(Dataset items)
━━━━━━━━━━━━━━━━━━━━━━━━━━━━━━
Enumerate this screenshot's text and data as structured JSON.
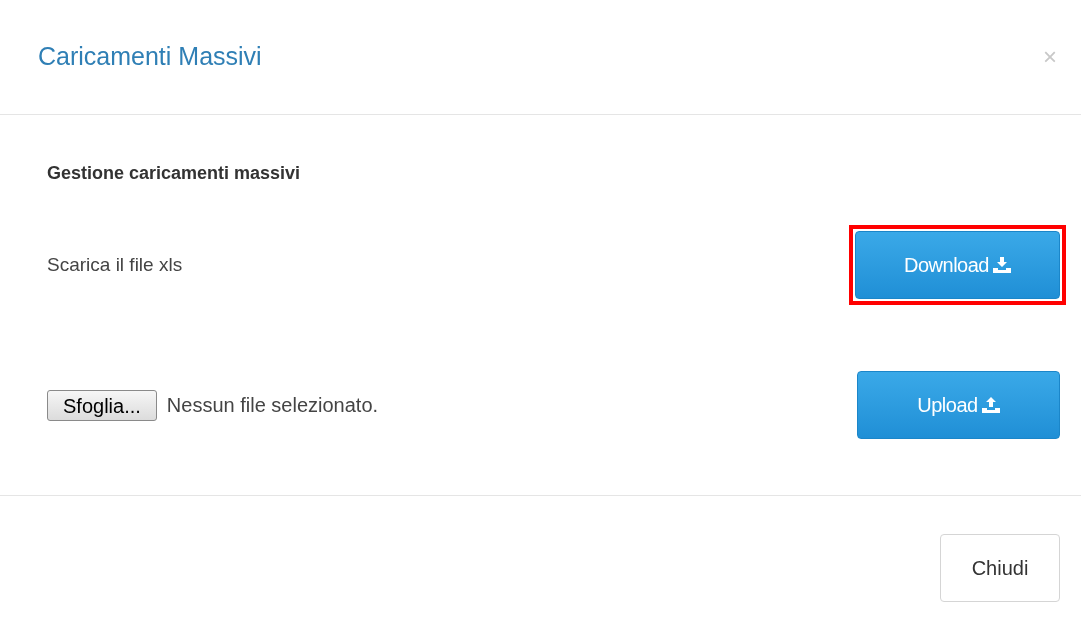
{
  "dialog": {
    "title": "Caricamenti Massivi",
    "close": "×"
  },
  "section_title": "Gestione caricamenti massivi",
  "download_row": {
    "label": "Scarica il file xls",
    "button": "Download",
    "highlighted": true
  },
  "upload_row": {
    "browse_button": "Sfoglia...",
    "file_status": "Nessun file selezionato.",
    "button": "Upload"
  },
  "footer_button": "Chiudi"
}
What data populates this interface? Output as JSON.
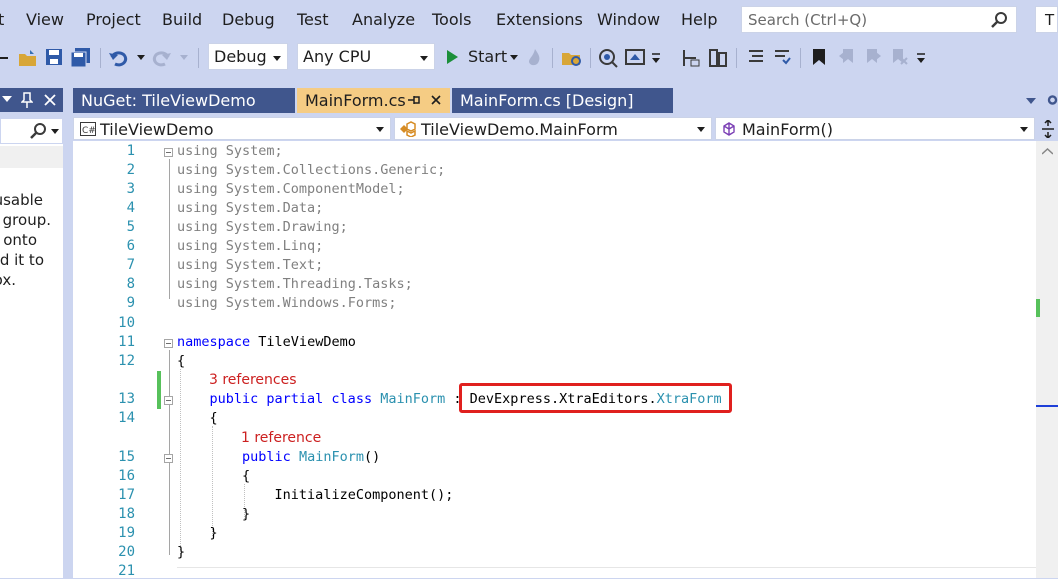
{
  "menu": {
    "partial": "t",
    "items": [
      "View",
      "Project",
      "Build",
      "Debug",
      "Test",
      "Analyze",
      "Tools",
      "Extensions",
      "Window",
      "Help"
    ]
  },
  "search": {
    "placeholder": "Search (Ctrl+Q)",
    "account_initial": "T"
  },
  "toolbar": {
    "configuration": "Debug",
    "platform": "Any CPU",
    "start_label": "Start"
  },
  "tabs": [
    {
      "label": "NuGet: TileViewDemo",
      "active": false
    },
    {
      "label": "MainForm.cs",
      "active": true
    },
    {
      "label": "MainForm.cs [Design]",
      "active": false
    }
  ],
  "nav": {
    "project": "TileViewDemo",
    "class": "TileViewDemo.MainForm",
    "member": "MainForm()"
  },
  "left_panel": {
    "lines": [
      "usable",
      "group.",
      "onto",
      "d it to",
      "ox."
    ]
  },
  "code": {
    "line_numbers": [
      "1",
      "2",
      "3",
      "4",
      "5",
      "6",
      "7",
      "8",
      "9",
      "10",
      "11",
      "12",
      "13",
      "14",
      "15",
      "16",
      "17",
      "18",
      "19",
      "20",
      "21"
    ],
    "using_kw": "using",
    "usings": [
      "System;",
      "System.Collections.Generic;",
      "System.ComponentModel;",
      "System.Data;",
      "System.Drawing;",
      "System.Linq;",
      "System.Text;",
      "System.Threading.Tasks;",
      "System.Windows.Forms;"
    ],
    "namespace_kw": "namespace",
    "namespace_name": "TileViewDemo",
    "open_brace": "{",
    "close_brace": "}",
    "class_refs": "3 references",
    "class_modifiers": "public partial class",
    "class_name": "MainForm",
    "colon": ":",
    "base_prefix": "DevExpress.XtraEditors.",
    "base_type": "XtraForm",
    "ctor_refs": "1 reference",
    "ctor_kw": "public",
    "ctor_name": "MainForm",
    "ctor_parens": "()",
    "init_call": "InitializeComponent();"
  },
  "colors": {
    "keyword": "#0000ff",
    "type": "#2b91af",
    "highlight_box": "#e0201e",
    "tab_active": "#f5cc84",
    "tab_inactive": "#40568d"
  }
}
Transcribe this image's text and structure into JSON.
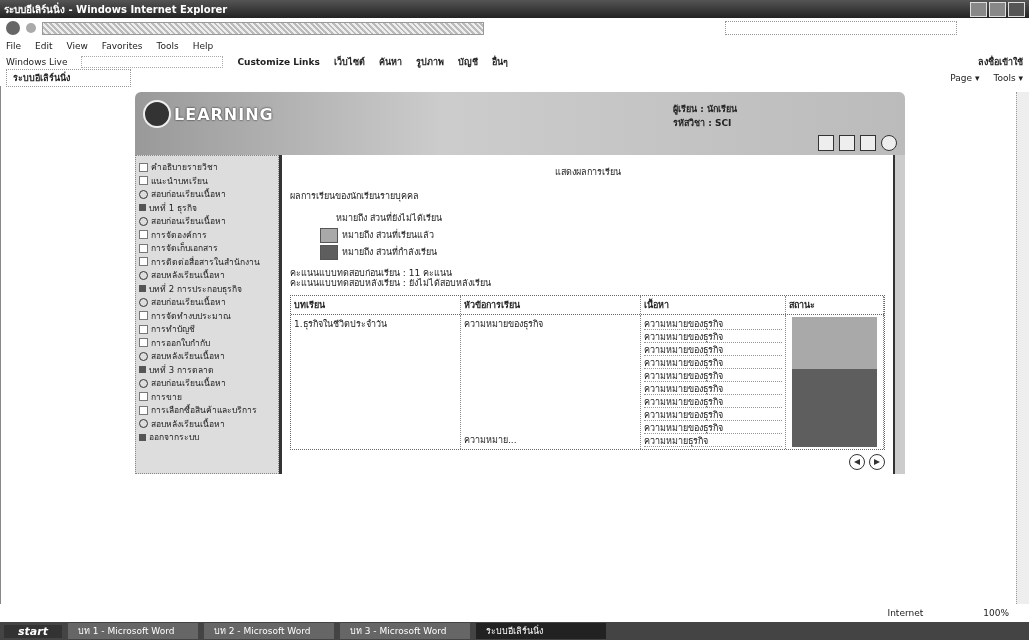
━━━━━━━━━━━━━━━━━━━━━━━━━━━━━━
### Stated exercise
Take the listing above and print it exactly, apart from the pictures.

### Solution for this exercise
Enumerate this screenshot's text and data as structured JSON.
{
  "dialog": {
    "title": "Caricamenti Massivi",
    "close": "×"
  },
  "section_title": "Gestione caricamenti massivi",
  "download_row": {
    "label": "Scarica il file xls",
    "button": "Download",
    "highlighted": true
  },
  "upload_row": {
    "browse_button": "Sfoglia...",
    "file_status": "Nessun file selezionato.",
    "button": "Upload"
  },
  "footer_button": "Chiudi"
}
What data populates this interface? Output as JSON.
{
  "menu": {
    "partial": "t",
    "items": [
      "View",
      "Project",
      "Build",
      "Debug",
      "Test",
      "Analyze",
      "Tools",
      "Extensions",
      "Window",
      "Help"
    ]
  },
  "search": {
    "placeholder": "Search (Ctrl+Q)",
    "account_initial": "T"
  },
  "toolbar": {
    "configuration": "Debug",
    "platform": "Any CPU",
    "start_label": "Start"
  },
  "tabs": [
    {
      "label": "NuGet: TileViewDemo",
      "active": false
    },
    {
      "label": "MainForm.cs",
      "active": true
    },
    {
      "label": "MainForm.cs [Design]",
      "active": false
    }
  ],
  "nav": {
    "project": "TileViewDemo",
    "class": "TileViewDemo.MainForm",
    "member": "MainForm()"
  },
  "left_panel": {
    "lines": [
      "usable",
      "group.",
      "onto",
      "d it to",
      "ox."
    ]
  },
  "code": {
    "line_numbers": [
      "1",
      "2",
      "3",
      "4",
      "5",
      "6",
      "7",
      "8",
      "9",
      "10",
      "11",
      "12",
      "13",
      "14",
      "15",
      "16",
      "17",
      "18",
      "19",
      "20",
      "21"
    ],
    "using_kw": "using",
    "usings": [
      "System;",
      "System.Collections.Generic;",
      "System.ComponentModel;",
      "System.Data;",
      "System.Drawing;",
      "System.Linq;",
      "System.Text;",
      "System.Threading.Tasks;",
      "System.Windows.Forms;"
    ],
    "namespace_kw": "namespace",
    "namespace_name": "TileViewDemo",
    "open_brace": "{",
    "close_brace": "}",
    "class_refs": "3 references",
    "class_modifiers": "public partial class",
    "class_name": "MainForm",
    "colon": ":",
    "base_prefix": "DevExpress.XtraEditors.",
    "base_type": "XtraForm",
    "ctor_refs": "1 reference",
    "ctor_kw": "public",
    "ctor_name": "MainForm",
    "ctor_parens": "()",
    "init_call": "InitializeComponent();"
  },
  "colors": {
    "keyword": "#0000ff",
    "type": "#2b91af",
    "highlight_box": "#e0201e",
    "tab_active": "#f5cc84",
    "tab_inactive": "#40568d"
  }
}
Transcribe this image's text and structure into JSON.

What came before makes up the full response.